### Exercise prompt:
The exercise asks you to copy every line below in which "type" appears.

### Supplied information:
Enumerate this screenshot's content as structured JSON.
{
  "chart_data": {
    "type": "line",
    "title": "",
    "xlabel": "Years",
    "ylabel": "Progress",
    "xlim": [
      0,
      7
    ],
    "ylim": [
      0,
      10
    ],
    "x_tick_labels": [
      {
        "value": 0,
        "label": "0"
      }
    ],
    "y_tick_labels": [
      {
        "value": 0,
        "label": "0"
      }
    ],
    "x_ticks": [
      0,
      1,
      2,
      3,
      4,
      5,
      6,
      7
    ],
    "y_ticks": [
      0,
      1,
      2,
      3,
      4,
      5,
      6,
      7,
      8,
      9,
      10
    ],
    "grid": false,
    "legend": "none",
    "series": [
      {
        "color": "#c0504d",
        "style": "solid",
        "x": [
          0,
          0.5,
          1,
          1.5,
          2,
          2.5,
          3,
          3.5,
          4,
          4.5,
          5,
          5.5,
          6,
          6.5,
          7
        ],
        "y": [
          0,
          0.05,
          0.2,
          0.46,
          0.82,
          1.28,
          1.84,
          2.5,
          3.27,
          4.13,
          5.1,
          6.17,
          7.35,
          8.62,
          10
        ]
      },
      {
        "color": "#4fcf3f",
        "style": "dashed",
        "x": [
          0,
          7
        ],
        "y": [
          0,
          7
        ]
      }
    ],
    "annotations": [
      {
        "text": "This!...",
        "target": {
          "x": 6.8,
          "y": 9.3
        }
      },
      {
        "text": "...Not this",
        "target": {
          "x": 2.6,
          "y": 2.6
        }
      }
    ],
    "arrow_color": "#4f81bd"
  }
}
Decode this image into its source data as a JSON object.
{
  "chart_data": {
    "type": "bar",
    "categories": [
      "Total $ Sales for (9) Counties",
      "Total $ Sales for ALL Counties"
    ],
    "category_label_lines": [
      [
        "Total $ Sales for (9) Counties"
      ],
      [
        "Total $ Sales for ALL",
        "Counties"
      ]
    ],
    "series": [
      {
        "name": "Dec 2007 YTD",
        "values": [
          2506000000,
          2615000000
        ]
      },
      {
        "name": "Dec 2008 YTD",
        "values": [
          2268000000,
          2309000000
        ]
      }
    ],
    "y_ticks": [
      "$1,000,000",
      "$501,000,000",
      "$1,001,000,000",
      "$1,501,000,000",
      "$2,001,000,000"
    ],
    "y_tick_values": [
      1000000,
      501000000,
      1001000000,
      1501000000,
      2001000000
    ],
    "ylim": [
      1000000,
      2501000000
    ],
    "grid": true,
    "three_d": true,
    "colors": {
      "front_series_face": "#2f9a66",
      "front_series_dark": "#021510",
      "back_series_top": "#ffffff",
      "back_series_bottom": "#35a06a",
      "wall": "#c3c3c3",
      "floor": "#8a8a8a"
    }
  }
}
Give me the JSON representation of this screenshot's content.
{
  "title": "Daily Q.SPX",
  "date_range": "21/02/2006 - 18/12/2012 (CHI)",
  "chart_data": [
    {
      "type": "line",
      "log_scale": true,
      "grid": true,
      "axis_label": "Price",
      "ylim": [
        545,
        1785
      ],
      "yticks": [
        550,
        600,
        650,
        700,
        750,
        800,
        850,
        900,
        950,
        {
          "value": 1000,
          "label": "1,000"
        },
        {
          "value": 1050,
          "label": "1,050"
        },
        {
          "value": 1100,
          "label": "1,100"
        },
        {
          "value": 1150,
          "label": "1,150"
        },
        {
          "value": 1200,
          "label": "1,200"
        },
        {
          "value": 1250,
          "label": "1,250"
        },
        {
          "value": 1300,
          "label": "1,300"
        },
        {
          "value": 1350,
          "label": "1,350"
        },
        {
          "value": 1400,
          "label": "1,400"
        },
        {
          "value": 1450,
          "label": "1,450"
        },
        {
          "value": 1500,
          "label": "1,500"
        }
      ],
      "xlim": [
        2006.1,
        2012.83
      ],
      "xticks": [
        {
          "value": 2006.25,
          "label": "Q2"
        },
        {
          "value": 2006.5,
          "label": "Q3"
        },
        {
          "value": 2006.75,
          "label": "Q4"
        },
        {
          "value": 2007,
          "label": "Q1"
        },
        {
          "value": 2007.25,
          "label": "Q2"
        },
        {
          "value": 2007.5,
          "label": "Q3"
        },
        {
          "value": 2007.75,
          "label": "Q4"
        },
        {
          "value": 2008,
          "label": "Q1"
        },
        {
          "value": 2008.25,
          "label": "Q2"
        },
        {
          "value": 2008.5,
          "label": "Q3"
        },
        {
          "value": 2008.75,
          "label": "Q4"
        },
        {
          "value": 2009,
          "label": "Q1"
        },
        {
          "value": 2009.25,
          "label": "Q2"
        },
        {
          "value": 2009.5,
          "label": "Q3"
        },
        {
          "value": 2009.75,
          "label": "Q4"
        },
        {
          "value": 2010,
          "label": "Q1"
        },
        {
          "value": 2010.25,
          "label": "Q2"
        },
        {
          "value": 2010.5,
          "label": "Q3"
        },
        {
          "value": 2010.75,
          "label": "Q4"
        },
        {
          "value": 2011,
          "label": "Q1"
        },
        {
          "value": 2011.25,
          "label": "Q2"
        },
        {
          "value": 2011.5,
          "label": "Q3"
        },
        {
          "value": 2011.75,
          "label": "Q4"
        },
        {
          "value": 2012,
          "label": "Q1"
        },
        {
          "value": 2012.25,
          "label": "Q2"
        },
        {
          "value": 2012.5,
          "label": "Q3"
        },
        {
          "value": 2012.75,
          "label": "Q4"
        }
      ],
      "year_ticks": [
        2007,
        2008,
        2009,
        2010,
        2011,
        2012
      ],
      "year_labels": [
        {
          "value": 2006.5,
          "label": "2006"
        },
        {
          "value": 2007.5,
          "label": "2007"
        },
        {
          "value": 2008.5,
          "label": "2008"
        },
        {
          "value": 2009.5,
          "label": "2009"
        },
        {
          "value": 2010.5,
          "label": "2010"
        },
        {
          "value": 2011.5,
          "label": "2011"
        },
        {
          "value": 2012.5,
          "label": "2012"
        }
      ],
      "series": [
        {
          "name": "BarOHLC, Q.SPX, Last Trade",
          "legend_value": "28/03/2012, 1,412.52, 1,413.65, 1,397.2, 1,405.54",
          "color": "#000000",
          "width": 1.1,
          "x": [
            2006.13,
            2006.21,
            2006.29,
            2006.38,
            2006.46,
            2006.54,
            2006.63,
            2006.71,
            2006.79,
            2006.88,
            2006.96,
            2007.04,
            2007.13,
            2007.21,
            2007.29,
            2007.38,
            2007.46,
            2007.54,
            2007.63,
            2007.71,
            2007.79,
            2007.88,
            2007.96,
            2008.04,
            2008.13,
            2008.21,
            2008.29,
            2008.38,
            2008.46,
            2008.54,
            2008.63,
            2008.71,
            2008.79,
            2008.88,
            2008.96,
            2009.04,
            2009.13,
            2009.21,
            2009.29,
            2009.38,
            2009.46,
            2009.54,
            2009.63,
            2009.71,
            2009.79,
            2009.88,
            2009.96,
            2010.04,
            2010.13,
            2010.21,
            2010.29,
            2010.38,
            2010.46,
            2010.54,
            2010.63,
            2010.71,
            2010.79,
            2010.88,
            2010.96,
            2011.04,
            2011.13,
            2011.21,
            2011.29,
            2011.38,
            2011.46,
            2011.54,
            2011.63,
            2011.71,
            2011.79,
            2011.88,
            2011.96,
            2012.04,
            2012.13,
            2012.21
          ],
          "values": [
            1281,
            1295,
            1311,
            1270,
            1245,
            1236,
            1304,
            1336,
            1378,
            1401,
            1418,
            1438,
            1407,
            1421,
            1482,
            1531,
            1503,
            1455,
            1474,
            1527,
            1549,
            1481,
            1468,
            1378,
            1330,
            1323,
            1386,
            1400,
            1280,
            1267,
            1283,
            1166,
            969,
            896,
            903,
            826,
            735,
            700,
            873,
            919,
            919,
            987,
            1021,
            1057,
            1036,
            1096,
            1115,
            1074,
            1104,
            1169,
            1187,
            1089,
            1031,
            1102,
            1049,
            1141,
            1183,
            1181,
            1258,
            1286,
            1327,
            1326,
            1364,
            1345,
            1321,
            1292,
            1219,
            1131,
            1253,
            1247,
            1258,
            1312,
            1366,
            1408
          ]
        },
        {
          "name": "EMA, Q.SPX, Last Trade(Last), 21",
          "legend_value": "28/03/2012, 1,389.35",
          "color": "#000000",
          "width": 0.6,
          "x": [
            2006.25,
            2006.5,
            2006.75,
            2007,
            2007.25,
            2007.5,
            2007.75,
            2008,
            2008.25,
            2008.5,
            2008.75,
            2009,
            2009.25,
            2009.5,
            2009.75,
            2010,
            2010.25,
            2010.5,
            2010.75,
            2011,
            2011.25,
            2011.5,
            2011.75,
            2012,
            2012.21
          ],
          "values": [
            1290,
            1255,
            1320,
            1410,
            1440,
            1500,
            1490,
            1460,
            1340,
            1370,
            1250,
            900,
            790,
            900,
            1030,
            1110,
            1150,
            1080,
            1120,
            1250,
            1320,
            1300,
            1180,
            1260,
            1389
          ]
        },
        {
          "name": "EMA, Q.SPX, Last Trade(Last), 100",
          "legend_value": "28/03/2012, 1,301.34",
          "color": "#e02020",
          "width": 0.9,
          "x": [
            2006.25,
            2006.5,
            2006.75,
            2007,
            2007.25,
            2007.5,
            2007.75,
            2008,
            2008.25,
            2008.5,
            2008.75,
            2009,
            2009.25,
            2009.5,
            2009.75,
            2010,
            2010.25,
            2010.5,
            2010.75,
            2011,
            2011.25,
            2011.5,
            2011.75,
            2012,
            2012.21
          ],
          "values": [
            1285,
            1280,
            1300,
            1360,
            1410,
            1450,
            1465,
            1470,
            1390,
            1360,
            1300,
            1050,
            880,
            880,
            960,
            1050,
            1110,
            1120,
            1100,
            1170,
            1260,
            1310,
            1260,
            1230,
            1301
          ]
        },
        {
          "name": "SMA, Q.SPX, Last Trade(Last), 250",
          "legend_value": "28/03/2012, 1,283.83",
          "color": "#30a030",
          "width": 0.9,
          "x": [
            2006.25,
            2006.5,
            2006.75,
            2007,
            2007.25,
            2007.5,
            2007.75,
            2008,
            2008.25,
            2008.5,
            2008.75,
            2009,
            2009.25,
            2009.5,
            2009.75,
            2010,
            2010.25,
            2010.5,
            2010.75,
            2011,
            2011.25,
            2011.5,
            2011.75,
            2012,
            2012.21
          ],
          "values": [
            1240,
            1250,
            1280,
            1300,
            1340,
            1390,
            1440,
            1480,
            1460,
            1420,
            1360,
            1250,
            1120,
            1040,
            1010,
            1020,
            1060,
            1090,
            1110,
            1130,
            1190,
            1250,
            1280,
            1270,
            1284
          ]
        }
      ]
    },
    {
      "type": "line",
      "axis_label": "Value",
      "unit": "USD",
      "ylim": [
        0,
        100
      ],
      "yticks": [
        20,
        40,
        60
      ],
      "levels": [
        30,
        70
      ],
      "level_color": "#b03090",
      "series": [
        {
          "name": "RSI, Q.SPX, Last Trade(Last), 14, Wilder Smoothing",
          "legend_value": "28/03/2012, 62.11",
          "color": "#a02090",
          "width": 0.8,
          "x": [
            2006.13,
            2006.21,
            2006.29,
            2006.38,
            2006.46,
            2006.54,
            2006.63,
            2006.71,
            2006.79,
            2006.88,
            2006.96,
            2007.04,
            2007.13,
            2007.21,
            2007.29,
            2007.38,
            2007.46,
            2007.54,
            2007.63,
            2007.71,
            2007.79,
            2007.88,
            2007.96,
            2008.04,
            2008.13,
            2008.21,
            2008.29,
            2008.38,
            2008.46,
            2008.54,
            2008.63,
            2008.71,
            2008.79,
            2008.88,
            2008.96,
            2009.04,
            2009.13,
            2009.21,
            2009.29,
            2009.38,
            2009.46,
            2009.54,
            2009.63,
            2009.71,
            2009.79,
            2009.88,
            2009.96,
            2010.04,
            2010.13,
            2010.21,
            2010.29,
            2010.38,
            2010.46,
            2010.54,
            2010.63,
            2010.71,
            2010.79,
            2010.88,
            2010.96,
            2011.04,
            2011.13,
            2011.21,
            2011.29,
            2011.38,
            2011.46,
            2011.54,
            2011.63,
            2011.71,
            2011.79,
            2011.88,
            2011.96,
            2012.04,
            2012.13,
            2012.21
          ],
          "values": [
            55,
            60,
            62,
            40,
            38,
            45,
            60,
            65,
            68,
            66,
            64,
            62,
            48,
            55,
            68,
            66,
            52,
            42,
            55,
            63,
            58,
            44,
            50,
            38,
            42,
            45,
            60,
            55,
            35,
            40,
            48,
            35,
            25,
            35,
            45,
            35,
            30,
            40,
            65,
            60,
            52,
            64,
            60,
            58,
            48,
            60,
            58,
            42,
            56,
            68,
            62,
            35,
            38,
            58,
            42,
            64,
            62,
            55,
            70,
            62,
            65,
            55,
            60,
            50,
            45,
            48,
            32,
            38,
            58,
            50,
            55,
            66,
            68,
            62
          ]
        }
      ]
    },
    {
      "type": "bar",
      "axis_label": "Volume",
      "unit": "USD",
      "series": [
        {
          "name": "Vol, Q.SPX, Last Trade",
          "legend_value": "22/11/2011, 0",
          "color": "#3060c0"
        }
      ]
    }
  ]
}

### Solved exercise:
    "type": "line",
    "type": "bar",
      "type": "line",
      "type": "line",
      "type": "bar",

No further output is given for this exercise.